*The exercise:*
Of the lines in these entries, how many contain the string "przez"? Give the number and nothing else.

»»

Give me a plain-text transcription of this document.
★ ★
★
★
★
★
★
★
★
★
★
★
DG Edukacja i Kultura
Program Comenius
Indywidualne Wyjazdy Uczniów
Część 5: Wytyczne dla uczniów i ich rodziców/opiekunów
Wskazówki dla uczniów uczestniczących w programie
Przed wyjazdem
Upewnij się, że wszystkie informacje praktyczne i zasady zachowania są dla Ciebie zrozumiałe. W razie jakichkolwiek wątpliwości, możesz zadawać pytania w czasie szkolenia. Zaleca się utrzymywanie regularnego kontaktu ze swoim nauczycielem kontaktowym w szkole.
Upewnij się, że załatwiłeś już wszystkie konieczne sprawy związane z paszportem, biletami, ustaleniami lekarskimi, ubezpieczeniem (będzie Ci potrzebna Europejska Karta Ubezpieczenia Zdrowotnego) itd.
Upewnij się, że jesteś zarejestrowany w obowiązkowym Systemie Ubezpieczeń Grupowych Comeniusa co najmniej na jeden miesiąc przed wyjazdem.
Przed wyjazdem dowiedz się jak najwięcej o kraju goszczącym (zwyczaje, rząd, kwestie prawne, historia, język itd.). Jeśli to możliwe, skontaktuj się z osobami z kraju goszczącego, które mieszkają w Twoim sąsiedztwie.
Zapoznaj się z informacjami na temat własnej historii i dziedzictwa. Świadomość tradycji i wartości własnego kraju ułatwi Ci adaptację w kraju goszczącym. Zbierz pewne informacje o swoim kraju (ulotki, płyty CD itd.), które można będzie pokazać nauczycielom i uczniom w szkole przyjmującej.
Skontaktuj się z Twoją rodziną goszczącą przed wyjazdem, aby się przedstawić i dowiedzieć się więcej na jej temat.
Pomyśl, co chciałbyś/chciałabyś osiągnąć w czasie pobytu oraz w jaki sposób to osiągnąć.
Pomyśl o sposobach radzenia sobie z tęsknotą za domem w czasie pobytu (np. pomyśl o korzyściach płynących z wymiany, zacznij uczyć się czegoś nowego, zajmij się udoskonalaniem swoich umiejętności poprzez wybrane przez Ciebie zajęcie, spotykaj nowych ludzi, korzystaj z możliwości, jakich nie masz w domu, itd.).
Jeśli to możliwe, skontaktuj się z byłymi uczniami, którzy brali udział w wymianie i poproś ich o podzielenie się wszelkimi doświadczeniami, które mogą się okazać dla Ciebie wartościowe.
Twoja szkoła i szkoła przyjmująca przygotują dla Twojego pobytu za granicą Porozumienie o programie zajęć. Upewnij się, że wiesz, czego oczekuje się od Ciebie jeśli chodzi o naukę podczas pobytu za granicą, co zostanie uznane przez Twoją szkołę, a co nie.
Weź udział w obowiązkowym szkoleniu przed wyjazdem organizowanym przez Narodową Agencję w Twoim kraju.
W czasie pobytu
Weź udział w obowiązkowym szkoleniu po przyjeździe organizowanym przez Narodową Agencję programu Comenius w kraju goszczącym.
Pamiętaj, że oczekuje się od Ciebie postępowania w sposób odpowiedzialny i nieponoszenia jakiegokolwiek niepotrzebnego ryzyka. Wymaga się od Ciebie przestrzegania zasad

««
»»

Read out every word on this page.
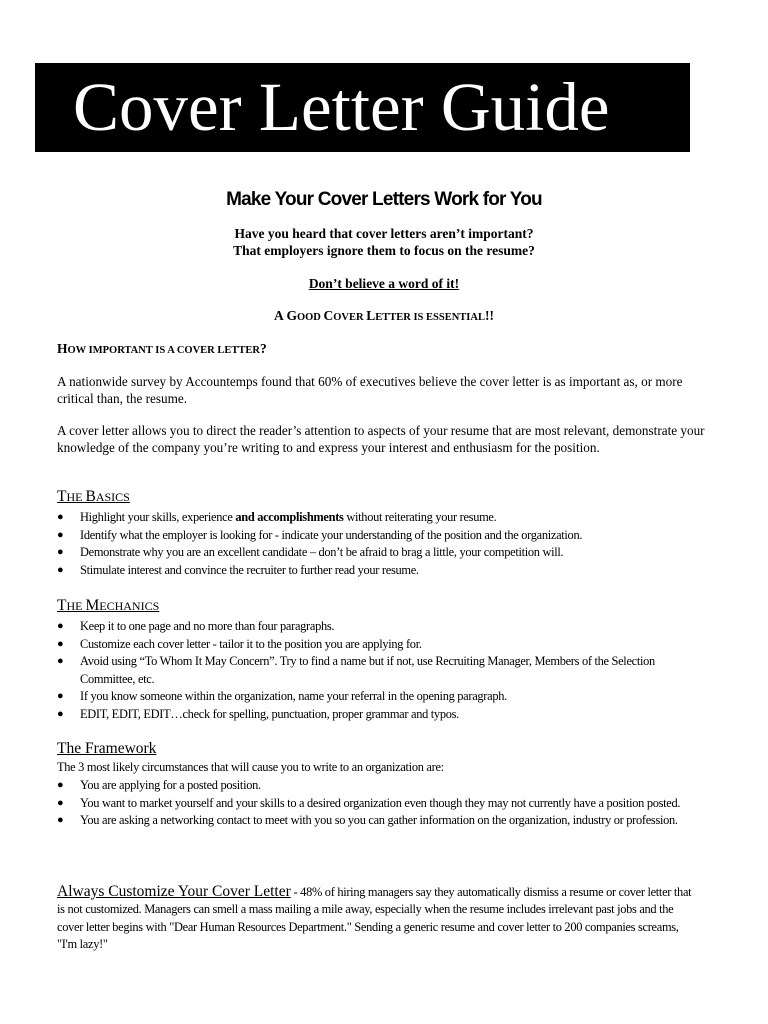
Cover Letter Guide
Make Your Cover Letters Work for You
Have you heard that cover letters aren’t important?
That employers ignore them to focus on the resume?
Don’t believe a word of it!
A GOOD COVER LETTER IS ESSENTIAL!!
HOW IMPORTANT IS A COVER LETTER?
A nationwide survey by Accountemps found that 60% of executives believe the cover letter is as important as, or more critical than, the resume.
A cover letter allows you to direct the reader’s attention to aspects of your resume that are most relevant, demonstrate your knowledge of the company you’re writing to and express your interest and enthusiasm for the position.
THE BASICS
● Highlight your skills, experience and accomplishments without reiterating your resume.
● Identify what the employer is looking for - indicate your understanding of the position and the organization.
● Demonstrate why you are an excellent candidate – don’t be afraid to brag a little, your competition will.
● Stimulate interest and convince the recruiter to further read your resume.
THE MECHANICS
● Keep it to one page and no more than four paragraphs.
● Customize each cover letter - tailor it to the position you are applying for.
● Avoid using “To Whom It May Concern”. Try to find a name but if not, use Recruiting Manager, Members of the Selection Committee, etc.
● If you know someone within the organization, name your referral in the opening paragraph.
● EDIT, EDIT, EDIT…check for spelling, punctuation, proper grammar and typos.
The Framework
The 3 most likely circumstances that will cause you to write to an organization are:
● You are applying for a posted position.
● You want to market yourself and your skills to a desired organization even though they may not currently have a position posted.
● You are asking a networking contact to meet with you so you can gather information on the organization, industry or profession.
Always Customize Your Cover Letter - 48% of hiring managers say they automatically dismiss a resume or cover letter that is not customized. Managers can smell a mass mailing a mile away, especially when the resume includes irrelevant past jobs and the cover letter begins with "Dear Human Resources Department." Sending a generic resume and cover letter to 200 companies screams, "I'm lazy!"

««

*Finished task:*
4